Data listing
####

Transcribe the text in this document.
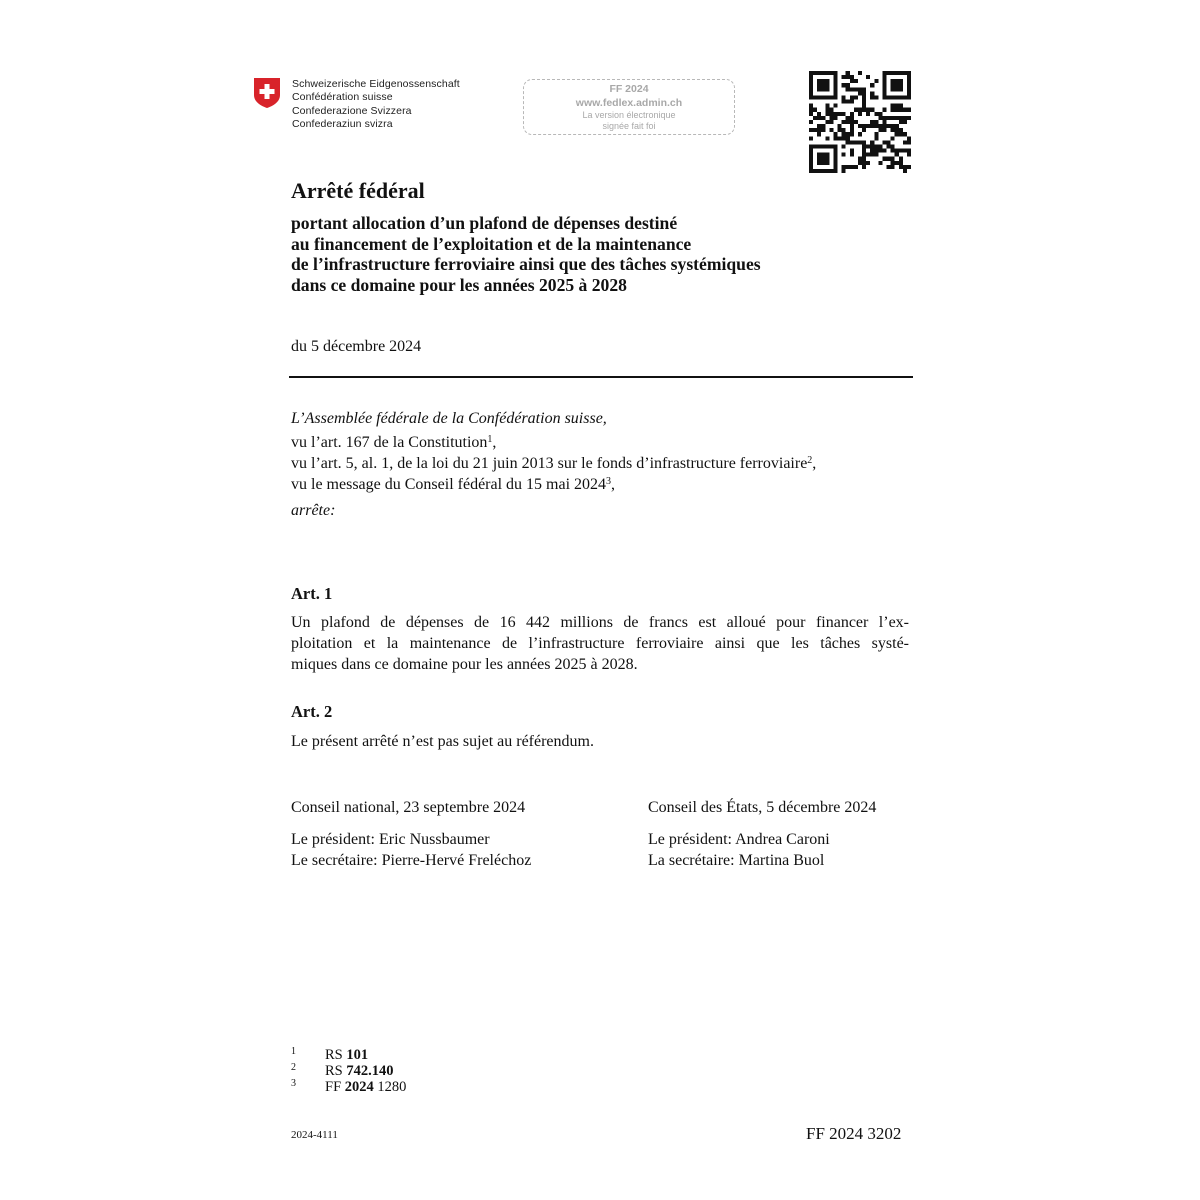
Schweizerische Eidgenossenschaft
Confédération suisse
Confederazione Svizzera
Confederaziun svizra
FF 2024
www.fedlex.admin.ch
La version électronique
signée fait foi
Arrêté fédéral
portant allocation d’un plafond de dépenses destiné
au financement de l’exploitation et de la maintenance
de l’infrastructure ferroviaire ainsi que des tâches systémiques
dans ce domaine pour les années 2025 à 2028
du 5 décembre 2024
L’Assemblée fédérale de la Confédération suisse,
vu l’art. 167 de la Constitution$^1$,
vu l’art. 5, al. 1, de la loi du 21 juin 2013 sur le fonds d’infrastructure ferroviaire$^2$,
vu le message du Conseil fédéral du 15 mai 2024$^3$,
arrête:
Art. 1
Un plafond de dépenses de 16 442 millions de francs est alloué pour financer l’ex-
ploitation et la maintenance de l’infrastructure ferroviaire ainsi que les tâches systé-
miques dans ce domaine pour les années 2025 à 2028.
Art. 2
Le présent arrêté n’est pas sujet au référendum.
Conseil national, 23 septembre 2024	Conseil des États, 5 décembre 2024
Le président: Eric Nussbaumer
Le secrétaire: Pierre-Hervé Freléchoz
Le président: Andrea Caroni
La secrétaire: Martina Buol
1 RS 101
2 RS 742.140
3 FF 2024 1280
2024-4111	FF 2024 3202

####

Leave out the pictures and retype every line above exactly.

Transcribe the text in this document.
Schweizerische Eidgenossenschaft
Confédération suisse
Confederazione Svizzera
Confederaziun svizra
FF 2024
www.fedlex.admin.ch
La version électronique
signée fait foi
Arrêté fédéral
portant allocation d’un plafond de dépenses destiné
au financement de l’exploitation et de la maintenance
de l’infrastructure ferroviaire ainsi que des tâches systémiques
dans ce domaine pour les années 2025 à 2028
du 5 décembre 2024
L’Assemblée fédérale de la Confédération suisse,
vu l’art. 167 de la Constitution$^1$,
vu l’art. 5, al. 1, de la loi du 21 juin 2013 sur le fonds d’infrastructure ferroviaire$^2$,
vu le message du Conseil fédéral du 15 mai 2024$^3$,
arrête:
Art. 1
Un plafond de dépenses de 16 442 millions de francs est alloué pour financer l’ex-
ploitation et la maintenance de l’infrastructure ferroviaire ainsi que les tâches systé-
miques dans ce domaine pour les années 2025 à 2028.
Art. 2
Le présent arrêté n’est pas sujet au référendum.
Conseil national, 23 septembre 2024	Conseil des États, 5 décembre 2024
Le président: Eric Nussbaumer
Le secrétaire: Pierre-Hervé Freléchoz
Le président: Andrea Caroni
La secrétaire: Martina Buol
1 RS 101
2 RS 742.140
3 FF 2024 1280
2024-4111	FF 2024 3202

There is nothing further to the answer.